▶ What needs to be done: Select all lines in the records that include "name".

# Supplied data start

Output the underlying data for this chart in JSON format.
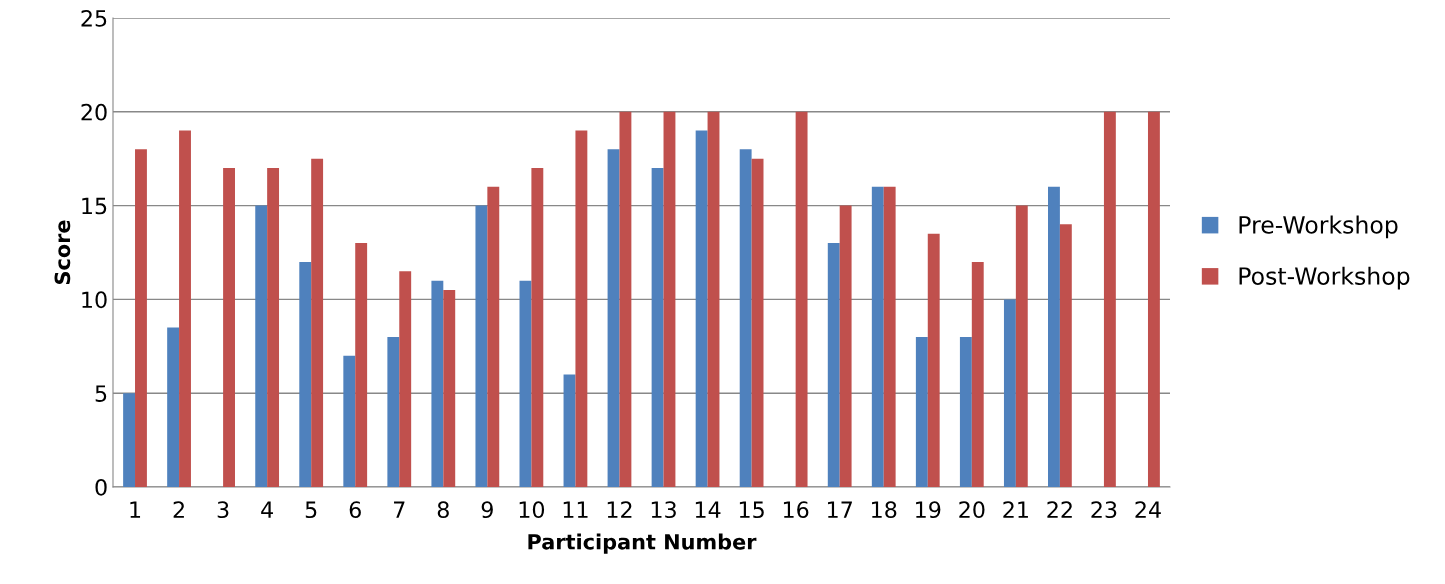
{
  "chart_data": {
    "type": "bar",
    "xlabel": "Participant Number",
    "ylabel": "Score",
    "categories": [
      "1",
      "2",
      "3",
      "4",
      "5",
      "6",
      "7",
      "8",
      "9",
      "10",
      "11",
      "12",
      "13",
      "14",
      "15",
      "16",
      "17",
      "18",
      "19",
      "20",
      "21",
      "22",
      "23",
      "24"
    ],
    "series": [
      {
        "name": "Pre-Workshop",
        "color": "#4f81bd",
        "values": [
          5,
          8.5,
          null,
          15,
          12,
          7,
          8,
          11,
          15,
          11,
          6,
          18,
          17,
          19,
          18,
          null,
          13,
          16,
          8,
          8,
          10,
          16,
          null,
          null
        ]
      },
      {
        "name": "Post-Workshop",
        "color": "#c0504d",
        "values": [
          18,
          19,
          17,
          17,
          17.5,
          13,
          11.5,
          10.5,
          16,
          17,
          19,
          20,
          20,
          20,
          17.5,
          20,
          15,
          16,
          13.5,
          12,
          15,
          14,
          20,
          20
        ]
      }
    ],
    "ylim": [
      0,
      25
    ],
    "yticks": [
      0,
      5,
      10,
      15,
      20,
      25
    ],
    "grid": "y",
    "legend": "right"
  }
}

# Supplied data end

▶ Response to the task:
        "name": "Pre-Workshop",
        "name": "Post-Workshop",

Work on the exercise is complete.